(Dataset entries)
»»

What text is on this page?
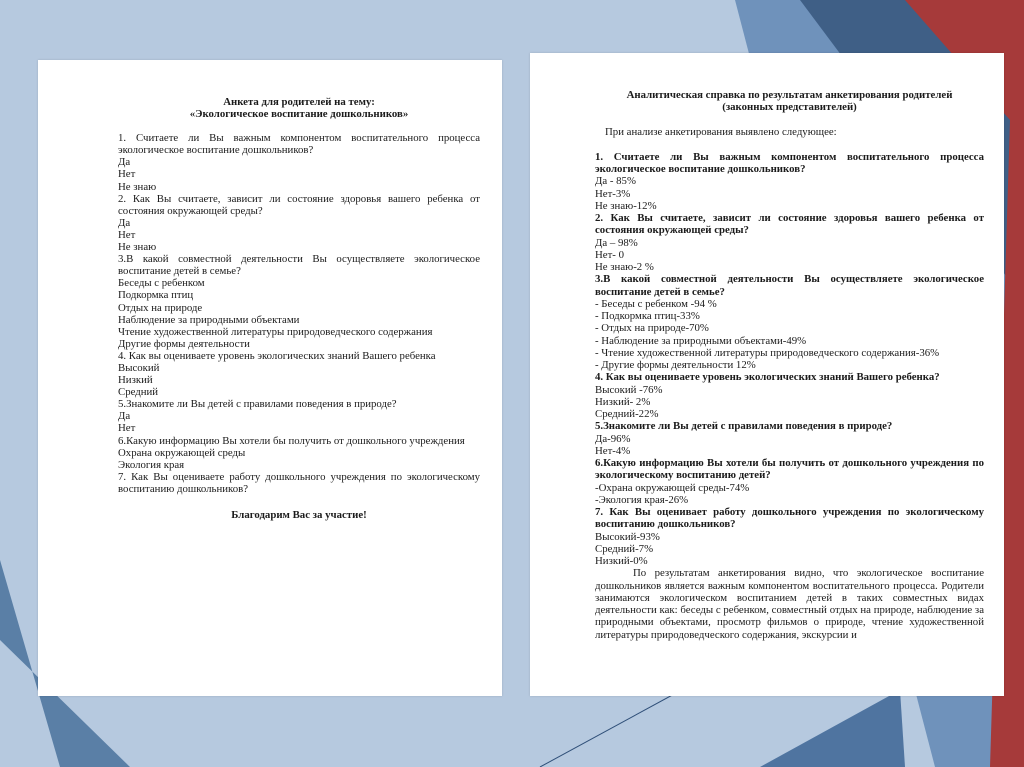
Анкета для родителей на тему:
«Экологическое воспитание дошкольников»
1. Считаете ли Вы важным компонентом воспитательного процесса экологическое воспитание дошкольников?
Да
Нет
Не знаю
2. Как Вы считаете, зависит ли состояние здоровья вашего ребенка от состояния окружающей среды?
Да
Нет
Не знаю
3.В какой совместной деятельности Вы осуществляете экологическое воспитание детей в семье?
Беседы с ребенком
Подкормка птиц
Отдых на природе
Наблюдение за природными объектами
Чтение художественной литературы природоведческого содержания
Другие формы деятельности
4. Как вы оцениваете уровень экологических знаний Вашего ребенка
Высокий
Низкий
Средний
5.Знакомите ли Вы детей с правилами поведения в природе?
Да
Нет
6.Какую информацию Вы хотели бы получить от дошкольного учреждения
Охрана окружающей среды
Экология края
7. Как Вы оцениваете работу дошкольного учреждения по экологическому воспитанию дошкольников?
Благодарим Вас за участие!
Аналитическая справка по результатам анкетирования родителей
(законных представителей)
При анализе анкетирования выявлено следующее:
1. Считаете ли Вы важным компонентом воспитательного процесса экологическое воспитание дошкольников?
Да - 85%
Нет-3%
Не знаю-12%
2. Как Вы считаете, зависит ли состояние здоровья вашего ребенка от состояния окружающей среды?
Да – 98%
Нет- 0
Не знаю-2 %
3.В какой совместной деятельности Вы осуществляете экологическое воспитание детей в семье?
- Беседы с ребенком -94 %
- Подкормка птиц-33%
- Отдых на природе-70%
- Наблюдение за природными объектами-49%
- Чтение художественной литературы природоведческого содержания-36%
- Другие формы деятельности 12%
4. Как вы оцениваете уровень экологических знаний Вашего ребенка?
Высокий -76%
Низкий- 2%
Средний-22%
5.Знакомите ли Вы детей с правилами поведения в природе?
Да-96%
Нет-4%
6.Какую информацию Вы хотели бы получить от дошкольного учреждения по экологическому воспитанию детей?
-Охрана окружающей среды-74%
-Экология края-26%
7. Как Вы оценивает работу дошкольного учреждения по экологическому воспитанию дошкольников?
Высокий-93%
Средний-7%
Низкий-0%
По результатам анкетирования видно, что экологическое воспитание дошкольников является важным компонентом воспитательного процесса. Родители занимаются экологическом воспитанием детей в таких совместных видах деятельности как: беседы с ребенком, совместный отдых на природе, наблюдение за природными объектами, просмотр фильмов о природе, чтение художественной литературы природоведческого содержания, экскурсии и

««

From the data above, pick out each line containing "ребенком" and copy it.

● **Exercise output**
Беседы с ребенком
- Беседы с ребенком -94 %
По результатам анкетирования видно, что экологическое воспитание дошкольников является важным компонентом воспитательного процесса. Родители занимаются экологическом воспитанием детей в таких совместных видах деятельности как: беседы с ребенком, совместный отдых на природе, наблюдение за природными объектами, просмотр фильмов о природе, чтение художественной литературы природоведческого содержания, экскурсии и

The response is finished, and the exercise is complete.